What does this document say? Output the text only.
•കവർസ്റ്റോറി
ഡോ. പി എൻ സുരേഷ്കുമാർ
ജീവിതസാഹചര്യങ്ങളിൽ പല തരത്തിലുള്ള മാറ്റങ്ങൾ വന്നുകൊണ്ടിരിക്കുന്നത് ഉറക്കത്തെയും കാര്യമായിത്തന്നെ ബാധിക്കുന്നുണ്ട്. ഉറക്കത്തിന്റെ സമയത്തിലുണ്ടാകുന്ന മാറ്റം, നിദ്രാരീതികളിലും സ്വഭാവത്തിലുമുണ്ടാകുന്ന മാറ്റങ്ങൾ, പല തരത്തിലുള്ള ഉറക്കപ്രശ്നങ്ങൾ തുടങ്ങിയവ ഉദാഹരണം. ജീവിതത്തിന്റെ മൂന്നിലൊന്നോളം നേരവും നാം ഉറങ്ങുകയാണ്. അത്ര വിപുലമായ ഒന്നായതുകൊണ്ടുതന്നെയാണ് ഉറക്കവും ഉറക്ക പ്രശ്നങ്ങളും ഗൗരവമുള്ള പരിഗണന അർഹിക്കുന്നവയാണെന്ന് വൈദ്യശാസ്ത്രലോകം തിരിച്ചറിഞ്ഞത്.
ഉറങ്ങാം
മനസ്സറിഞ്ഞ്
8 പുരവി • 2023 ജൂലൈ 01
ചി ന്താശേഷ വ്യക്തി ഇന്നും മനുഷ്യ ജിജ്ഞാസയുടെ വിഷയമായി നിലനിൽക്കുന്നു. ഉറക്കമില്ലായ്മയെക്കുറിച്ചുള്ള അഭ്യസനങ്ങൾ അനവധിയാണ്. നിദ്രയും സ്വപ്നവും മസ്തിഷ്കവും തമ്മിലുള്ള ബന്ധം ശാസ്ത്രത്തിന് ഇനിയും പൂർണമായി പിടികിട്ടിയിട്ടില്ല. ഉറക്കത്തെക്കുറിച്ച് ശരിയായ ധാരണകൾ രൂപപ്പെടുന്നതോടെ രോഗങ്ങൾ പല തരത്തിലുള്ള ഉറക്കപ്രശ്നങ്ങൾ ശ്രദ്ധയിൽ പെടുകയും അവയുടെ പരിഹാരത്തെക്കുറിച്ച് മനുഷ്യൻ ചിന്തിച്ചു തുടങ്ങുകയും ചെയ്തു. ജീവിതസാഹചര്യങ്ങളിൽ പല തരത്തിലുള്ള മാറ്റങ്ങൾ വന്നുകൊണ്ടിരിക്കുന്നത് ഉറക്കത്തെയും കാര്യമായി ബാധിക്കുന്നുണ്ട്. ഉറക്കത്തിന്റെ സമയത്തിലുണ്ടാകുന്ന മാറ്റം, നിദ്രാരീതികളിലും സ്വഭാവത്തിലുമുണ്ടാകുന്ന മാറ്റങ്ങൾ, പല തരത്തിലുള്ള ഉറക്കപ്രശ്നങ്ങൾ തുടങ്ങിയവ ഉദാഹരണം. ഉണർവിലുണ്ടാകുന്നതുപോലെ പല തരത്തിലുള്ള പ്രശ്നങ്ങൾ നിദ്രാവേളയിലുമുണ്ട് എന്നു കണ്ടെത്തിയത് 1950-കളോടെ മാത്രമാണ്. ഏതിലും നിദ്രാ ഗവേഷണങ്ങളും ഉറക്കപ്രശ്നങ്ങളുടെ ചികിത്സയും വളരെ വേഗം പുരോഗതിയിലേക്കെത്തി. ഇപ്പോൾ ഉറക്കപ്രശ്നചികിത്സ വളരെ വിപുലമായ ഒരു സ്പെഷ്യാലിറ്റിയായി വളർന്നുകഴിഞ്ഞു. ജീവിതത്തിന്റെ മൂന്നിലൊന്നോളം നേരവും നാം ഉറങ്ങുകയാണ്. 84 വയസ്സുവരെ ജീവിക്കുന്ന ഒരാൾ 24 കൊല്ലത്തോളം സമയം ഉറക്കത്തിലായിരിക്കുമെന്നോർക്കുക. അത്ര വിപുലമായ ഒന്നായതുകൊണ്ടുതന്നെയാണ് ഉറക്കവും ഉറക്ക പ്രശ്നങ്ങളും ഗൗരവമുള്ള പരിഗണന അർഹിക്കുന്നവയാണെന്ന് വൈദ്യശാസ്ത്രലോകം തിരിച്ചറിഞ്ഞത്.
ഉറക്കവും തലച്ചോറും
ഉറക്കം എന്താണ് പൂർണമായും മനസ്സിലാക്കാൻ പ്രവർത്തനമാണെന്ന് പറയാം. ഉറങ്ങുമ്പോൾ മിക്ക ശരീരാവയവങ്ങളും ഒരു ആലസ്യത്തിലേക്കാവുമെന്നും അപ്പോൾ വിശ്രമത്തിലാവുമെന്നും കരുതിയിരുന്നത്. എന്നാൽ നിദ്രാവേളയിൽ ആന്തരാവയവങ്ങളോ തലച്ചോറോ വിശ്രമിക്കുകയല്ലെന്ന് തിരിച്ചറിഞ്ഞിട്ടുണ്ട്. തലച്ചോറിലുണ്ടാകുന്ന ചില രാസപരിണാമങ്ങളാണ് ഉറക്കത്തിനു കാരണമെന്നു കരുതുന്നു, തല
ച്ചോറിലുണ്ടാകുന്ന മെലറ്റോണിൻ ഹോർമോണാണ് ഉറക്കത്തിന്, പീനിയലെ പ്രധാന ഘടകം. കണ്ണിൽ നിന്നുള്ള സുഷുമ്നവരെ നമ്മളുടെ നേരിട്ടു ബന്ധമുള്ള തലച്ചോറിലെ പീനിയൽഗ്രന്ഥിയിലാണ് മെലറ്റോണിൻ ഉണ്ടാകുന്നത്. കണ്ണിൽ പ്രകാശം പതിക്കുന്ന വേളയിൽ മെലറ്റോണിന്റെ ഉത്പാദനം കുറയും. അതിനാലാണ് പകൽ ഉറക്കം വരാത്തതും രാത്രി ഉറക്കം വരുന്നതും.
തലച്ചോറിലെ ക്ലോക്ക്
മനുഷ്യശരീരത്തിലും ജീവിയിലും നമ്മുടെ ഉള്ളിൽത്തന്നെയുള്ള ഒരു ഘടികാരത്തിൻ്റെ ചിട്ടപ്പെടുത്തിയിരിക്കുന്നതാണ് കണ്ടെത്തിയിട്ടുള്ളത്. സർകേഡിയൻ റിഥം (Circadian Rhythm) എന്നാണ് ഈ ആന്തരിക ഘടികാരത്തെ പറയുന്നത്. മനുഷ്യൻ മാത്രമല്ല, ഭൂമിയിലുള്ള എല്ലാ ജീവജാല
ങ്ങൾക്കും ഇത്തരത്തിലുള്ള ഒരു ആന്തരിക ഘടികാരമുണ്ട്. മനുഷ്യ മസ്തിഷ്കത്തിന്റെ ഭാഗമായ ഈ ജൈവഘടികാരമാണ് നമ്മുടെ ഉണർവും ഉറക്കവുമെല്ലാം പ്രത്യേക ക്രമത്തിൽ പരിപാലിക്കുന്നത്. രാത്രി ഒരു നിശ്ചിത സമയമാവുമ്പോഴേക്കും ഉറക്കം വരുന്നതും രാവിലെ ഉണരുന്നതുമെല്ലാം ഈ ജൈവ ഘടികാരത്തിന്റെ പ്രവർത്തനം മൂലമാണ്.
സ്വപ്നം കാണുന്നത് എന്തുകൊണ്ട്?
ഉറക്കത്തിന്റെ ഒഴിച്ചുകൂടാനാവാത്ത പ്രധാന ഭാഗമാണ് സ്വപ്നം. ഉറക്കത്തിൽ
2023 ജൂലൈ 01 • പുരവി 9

┄┄┄┄┄┄┄┄┄┄┄┄┄┄┄┄┄┄┄┄

> _Work instructions_
Say how many lines have the string "രവർത" in them, offering no words beyond the number.

> _Correct answer_
2